_Exercise directions_
Show every line in the records below that contains the word "broadcast".

_Records for the exercise_
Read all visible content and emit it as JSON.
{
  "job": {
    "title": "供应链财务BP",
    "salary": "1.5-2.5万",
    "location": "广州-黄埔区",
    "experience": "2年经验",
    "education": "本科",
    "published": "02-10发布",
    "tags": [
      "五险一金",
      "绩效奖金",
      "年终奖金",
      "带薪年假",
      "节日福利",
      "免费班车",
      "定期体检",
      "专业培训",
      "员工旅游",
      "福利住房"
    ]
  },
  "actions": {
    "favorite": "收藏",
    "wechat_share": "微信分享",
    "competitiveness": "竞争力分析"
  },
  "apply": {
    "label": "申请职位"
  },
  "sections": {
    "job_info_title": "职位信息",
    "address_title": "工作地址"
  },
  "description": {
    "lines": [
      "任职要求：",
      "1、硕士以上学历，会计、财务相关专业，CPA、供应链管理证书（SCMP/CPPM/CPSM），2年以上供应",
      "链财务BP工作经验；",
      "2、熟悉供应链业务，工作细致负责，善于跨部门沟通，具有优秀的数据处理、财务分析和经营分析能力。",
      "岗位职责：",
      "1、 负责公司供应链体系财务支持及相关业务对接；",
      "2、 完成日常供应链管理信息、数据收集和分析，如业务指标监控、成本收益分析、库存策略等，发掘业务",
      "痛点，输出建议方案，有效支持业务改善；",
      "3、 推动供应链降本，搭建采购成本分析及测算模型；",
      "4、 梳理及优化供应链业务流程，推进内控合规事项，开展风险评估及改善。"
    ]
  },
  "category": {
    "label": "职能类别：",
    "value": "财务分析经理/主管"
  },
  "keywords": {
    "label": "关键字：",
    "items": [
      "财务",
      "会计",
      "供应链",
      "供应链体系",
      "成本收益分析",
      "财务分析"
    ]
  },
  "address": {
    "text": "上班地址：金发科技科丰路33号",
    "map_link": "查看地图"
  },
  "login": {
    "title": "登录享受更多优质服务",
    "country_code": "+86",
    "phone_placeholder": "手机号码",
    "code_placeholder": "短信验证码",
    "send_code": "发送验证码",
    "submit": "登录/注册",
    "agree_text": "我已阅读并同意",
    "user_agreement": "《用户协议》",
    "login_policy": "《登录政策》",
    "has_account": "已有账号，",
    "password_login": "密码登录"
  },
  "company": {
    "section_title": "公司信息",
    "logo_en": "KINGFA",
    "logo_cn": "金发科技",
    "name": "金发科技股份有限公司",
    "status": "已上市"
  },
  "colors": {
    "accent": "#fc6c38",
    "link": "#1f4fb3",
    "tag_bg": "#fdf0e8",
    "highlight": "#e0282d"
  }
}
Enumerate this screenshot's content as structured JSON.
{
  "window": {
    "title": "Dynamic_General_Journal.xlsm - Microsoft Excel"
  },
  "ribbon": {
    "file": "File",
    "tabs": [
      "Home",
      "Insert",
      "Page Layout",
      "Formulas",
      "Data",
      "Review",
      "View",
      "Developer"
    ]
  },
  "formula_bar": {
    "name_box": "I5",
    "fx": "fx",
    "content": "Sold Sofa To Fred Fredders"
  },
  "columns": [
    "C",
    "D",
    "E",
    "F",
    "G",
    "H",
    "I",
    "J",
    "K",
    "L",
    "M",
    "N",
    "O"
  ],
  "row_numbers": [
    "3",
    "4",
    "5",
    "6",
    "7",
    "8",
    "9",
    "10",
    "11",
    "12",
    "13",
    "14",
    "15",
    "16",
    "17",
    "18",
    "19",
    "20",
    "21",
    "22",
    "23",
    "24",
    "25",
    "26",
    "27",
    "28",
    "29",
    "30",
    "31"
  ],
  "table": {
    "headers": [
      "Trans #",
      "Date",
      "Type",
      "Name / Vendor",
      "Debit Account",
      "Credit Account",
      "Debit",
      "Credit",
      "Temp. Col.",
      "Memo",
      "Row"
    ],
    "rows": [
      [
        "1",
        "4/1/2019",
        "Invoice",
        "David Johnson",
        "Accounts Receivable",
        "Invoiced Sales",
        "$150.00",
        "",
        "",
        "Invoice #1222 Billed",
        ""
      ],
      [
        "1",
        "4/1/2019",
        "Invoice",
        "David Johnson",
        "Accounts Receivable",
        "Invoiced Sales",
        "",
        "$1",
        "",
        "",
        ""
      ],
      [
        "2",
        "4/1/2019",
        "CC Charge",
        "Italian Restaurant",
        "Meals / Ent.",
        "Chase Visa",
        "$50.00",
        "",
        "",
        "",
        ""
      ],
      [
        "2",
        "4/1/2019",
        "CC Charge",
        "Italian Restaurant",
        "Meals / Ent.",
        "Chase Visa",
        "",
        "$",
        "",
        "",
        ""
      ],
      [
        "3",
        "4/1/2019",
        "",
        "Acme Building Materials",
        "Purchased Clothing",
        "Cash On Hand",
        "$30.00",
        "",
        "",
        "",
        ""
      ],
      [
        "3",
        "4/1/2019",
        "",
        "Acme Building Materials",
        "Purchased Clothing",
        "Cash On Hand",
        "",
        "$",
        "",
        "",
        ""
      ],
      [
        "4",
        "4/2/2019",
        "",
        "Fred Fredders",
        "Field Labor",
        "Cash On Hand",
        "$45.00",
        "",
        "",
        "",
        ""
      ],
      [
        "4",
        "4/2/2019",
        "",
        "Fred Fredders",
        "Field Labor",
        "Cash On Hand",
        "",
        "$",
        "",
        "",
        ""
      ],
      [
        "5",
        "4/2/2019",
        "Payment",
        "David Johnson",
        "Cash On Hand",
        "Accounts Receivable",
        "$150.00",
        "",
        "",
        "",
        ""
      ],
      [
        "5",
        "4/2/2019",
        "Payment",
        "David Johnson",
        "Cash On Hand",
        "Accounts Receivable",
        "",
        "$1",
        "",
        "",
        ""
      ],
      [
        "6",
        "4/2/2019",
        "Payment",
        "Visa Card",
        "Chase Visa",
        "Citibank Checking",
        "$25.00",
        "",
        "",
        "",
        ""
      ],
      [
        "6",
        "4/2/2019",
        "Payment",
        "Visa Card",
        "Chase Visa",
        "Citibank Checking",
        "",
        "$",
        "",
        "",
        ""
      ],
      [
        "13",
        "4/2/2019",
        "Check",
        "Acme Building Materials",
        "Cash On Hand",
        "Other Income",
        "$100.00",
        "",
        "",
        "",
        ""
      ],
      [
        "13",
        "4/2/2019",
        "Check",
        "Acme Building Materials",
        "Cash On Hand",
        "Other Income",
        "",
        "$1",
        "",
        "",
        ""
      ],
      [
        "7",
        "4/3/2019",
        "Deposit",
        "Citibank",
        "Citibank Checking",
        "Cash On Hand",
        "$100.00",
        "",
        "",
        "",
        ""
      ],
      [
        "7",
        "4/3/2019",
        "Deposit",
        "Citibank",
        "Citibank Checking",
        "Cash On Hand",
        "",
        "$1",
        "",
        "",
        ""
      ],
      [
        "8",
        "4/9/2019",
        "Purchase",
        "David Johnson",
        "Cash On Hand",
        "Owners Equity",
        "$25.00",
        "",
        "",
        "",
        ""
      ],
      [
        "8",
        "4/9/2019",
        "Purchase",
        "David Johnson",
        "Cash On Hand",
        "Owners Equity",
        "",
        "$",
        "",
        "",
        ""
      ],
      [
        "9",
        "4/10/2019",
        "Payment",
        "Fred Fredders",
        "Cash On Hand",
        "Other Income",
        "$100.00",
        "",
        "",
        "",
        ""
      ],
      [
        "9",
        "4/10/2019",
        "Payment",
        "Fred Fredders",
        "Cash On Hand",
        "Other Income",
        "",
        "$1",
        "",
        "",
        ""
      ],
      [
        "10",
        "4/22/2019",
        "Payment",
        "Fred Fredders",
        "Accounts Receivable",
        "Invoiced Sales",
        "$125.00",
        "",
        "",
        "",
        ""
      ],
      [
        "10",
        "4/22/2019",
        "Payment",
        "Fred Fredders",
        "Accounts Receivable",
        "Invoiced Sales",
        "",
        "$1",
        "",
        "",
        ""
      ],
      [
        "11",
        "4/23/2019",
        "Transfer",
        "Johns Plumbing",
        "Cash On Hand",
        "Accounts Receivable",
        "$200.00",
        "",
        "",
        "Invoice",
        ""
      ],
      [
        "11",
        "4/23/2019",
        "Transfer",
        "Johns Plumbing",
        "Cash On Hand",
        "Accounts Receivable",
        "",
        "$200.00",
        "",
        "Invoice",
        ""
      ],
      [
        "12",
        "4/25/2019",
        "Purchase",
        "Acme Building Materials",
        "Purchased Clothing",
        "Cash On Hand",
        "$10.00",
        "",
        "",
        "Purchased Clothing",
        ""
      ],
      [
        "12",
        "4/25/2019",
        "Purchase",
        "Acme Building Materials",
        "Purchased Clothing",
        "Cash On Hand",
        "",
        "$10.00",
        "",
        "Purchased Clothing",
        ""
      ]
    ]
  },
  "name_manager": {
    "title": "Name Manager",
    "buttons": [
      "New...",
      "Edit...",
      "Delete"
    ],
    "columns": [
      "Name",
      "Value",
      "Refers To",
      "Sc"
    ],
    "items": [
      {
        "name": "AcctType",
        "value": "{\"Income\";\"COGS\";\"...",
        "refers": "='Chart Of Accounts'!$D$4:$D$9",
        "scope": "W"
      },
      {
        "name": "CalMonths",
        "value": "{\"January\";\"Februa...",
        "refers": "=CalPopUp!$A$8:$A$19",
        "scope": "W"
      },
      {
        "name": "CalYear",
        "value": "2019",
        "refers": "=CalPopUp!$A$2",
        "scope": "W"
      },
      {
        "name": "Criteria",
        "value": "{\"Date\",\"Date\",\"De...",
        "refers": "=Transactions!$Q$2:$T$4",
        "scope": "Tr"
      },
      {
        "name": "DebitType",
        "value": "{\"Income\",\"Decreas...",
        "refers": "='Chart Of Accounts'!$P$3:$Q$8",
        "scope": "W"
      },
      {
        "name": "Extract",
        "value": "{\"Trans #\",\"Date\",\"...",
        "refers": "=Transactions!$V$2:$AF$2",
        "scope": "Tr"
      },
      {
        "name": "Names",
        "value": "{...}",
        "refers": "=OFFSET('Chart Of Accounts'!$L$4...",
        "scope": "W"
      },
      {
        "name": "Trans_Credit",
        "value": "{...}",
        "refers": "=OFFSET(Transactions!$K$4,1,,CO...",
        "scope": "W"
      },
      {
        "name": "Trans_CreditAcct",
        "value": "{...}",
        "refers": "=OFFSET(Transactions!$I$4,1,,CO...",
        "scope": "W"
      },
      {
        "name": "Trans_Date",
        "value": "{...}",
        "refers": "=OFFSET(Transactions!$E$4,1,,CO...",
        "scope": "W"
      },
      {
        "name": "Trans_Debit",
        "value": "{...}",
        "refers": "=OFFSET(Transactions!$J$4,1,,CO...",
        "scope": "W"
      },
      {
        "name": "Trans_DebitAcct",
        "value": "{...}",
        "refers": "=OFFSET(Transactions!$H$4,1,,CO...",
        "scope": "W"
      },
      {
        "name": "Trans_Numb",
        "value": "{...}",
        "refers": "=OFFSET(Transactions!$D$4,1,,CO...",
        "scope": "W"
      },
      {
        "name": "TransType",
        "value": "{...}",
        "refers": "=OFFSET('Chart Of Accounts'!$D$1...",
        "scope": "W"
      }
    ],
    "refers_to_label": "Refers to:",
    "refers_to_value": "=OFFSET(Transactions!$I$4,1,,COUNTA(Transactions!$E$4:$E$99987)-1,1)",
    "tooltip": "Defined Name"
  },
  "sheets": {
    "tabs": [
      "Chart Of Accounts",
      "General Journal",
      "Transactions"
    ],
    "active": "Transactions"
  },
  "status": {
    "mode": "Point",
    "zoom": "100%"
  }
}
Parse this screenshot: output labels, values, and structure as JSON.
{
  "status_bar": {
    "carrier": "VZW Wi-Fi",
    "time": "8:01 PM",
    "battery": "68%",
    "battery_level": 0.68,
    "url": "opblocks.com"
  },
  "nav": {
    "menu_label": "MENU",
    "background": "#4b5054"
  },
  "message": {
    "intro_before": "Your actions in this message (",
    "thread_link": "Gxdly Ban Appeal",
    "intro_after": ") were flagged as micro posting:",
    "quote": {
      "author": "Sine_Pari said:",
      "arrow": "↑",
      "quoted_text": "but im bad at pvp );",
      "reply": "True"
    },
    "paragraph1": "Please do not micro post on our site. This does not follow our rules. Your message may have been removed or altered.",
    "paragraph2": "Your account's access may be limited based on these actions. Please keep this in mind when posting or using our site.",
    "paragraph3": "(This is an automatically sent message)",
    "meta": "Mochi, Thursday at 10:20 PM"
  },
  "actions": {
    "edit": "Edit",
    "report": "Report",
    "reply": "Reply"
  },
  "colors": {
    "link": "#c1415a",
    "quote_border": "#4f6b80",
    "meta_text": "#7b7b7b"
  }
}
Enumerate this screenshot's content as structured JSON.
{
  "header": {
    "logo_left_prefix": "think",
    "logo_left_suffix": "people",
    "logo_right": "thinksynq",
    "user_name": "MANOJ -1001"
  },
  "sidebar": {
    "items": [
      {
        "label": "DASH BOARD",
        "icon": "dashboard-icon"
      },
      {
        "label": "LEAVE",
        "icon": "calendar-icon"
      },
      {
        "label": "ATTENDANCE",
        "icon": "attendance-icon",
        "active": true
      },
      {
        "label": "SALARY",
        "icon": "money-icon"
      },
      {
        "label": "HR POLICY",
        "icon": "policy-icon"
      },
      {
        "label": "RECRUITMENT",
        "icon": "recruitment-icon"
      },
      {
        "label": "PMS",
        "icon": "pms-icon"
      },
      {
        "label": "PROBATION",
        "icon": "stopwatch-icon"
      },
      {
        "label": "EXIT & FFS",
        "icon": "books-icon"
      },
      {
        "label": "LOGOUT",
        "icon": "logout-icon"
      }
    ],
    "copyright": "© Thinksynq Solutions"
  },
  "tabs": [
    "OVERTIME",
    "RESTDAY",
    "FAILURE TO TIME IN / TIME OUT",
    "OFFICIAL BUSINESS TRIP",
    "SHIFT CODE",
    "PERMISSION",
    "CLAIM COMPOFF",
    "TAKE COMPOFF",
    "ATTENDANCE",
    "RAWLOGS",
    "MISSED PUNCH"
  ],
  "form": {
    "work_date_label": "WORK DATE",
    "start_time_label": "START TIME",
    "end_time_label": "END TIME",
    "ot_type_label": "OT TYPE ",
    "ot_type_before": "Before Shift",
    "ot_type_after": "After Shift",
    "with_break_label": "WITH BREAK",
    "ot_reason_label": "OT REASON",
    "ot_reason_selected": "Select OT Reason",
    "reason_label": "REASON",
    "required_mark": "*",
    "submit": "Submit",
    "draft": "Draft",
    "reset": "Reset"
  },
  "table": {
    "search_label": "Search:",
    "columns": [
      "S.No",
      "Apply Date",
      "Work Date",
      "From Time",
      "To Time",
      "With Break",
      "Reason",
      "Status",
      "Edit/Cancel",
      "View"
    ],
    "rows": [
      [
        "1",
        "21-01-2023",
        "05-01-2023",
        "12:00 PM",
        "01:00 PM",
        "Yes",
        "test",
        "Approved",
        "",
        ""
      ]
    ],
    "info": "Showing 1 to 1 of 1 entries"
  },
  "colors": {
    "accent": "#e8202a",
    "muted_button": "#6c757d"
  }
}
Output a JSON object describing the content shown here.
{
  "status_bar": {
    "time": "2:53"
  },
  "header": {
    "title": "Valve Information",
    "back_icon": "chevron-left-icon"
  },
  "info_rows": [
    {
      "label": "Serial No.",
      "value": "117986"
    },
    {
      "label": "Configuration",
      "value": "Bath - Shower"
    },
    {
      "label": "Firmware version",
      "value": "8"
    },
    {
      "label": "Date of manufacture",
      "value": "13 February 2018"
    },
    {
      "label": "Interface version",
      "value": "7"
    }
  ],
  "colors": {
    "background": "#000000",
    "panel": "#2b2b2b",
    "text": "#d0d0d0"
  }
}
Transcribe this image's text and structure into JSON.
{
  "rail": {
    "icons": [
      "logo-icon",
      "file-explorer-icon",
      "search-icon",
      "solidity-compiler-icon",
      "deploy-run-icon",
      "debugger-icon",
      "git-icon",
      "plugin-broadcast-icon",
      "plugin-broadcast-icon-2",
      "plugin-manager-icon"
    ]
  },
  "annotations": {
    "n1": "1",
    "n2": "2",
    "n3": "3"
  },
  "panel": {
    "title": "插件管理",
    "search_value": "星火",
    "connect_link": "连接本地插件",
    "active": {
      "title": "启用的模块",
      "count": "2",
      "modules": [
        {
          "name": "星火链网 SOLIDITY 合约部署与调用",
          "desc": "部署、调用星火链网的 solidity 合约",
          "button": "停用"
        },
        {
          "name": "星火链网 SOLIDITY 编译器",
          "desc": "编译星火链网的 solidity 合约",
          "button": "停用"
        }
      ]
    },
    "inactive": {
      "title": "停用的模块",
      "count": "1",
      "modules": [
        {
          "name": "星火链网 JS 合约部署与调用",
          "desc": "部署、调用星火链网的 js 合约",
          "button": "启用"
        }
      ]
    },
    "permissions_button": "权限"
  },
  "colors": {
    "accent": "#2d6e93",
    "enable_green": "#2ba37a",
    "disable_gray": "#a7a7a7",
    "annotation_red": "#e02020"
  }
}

_Worked solution_
      "plugin-broadcast-icon",
      "plugin-broadcast-icon-2",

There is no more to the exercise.